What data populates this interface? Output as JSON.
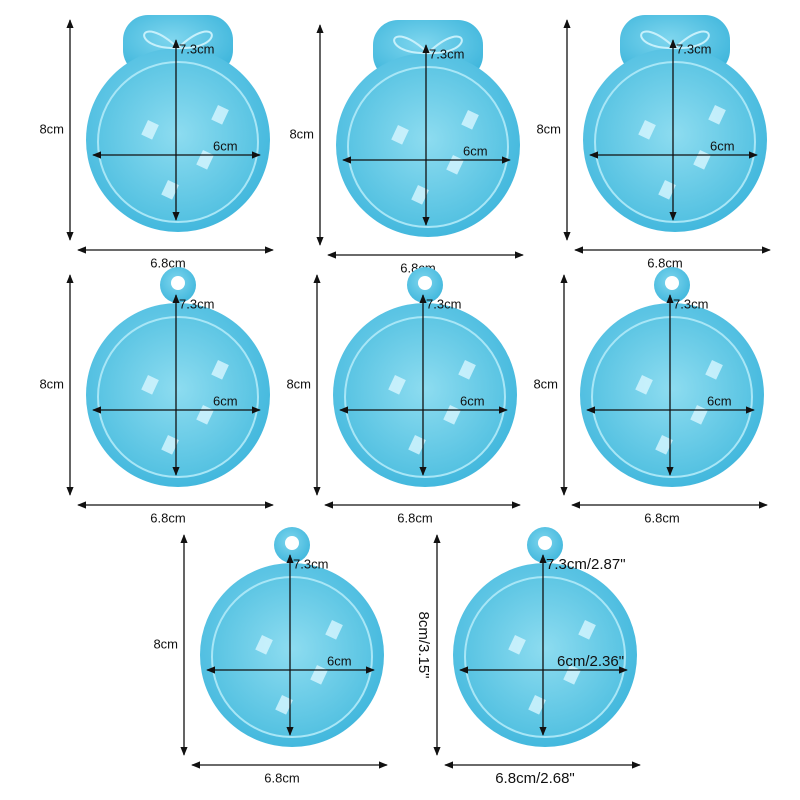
{
  "molds": [
    {
      "height": "8cm",
      "inner_height": "7.3cm",
      "inner_width": "6cm",
      "width": "6.8cm"
    },
    {
      "height": "8cm",
      "inner_height": "7.3cm",
      "inner_width": "6cm",
      "width": "6.8cm"
    },
    {
      "height": "8cm",
      "inner_height": "7.3cm",
      "inner_width": "6cm",
      "width": "6.8cm"
    },
    {
      "height": "8cm",
      "inner_height": "7.3cm",
      "inner_width": "6cm",
      "width": "6.8cm"
    },
    {
      "height": "8cm",
      "inner_height": "7.3cm",
      "inner_width": "6cm",
      "width": "6.8cm"
    },
    {
      "height": "8cm",
      "inner_height": "7.3cm",
      "inner_width": "6cm",
      "width": "6.8cm"
    },
    {
      "height": "8cm",
      "inner_height": "7.3cm",
      "inner_width": "6cm",
      "width": "6.8cm"
    },
    {
      "height": "8cm/3.15\"",
      "inner_height": "7.3cm/2.87\"",
      "inner_width": "6cm/2.36\"",
      "width": "6.8cm/2.68\""
    }
  ]
}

[Instructions for the task]
Write out all the entries again, word for word, and print no images.

[Solution to the exercise]
What data populates this interface? Output as JSON.
{
  "molds": [
    {
      "height": "8cm",
      "inner_height": "7.3cm",
      "inner_width": "6cm",
      "width": "6.8cm"
    },
    {
      "height": "8cm",
      "inner_height": "7.3cm",
      "inner_width": "6cm",
      "width": "6.8cm"
    },
    {
      "height": "8cm",
      "inner_height": "7.3cm",
      "inner_width": "6cm",
      "width": "6.8cm"
    },
    {
      "height": "8cm",
      "inner_height": "7.3cm",
      "inner_width": "6cm",
      "width": "6.8cm"
    },
    {
      "height": "8cm",
      "inner_height": "7.3cm",
      "inner_width": "6cm",
      "width": "6.8cm"
    },
    {
      "height": "8cm",
      "inner_height": "7.3cm",
      "inner_width": "6cm",
      "width": "6.8cm"
    },
    {
      "height": "8cm",
      "inner_height": "7.3cm",
      "inner_width": "6cm",
      "width": "6.8cm"
    },
    {
      "height": "8cm/3.15\"",
      "inner_height": "7.3cm/2.87\"",
      "inner_width": "6cm/2.36\"",
      "width": "6.8cm/2.68\""
    }
  ]
}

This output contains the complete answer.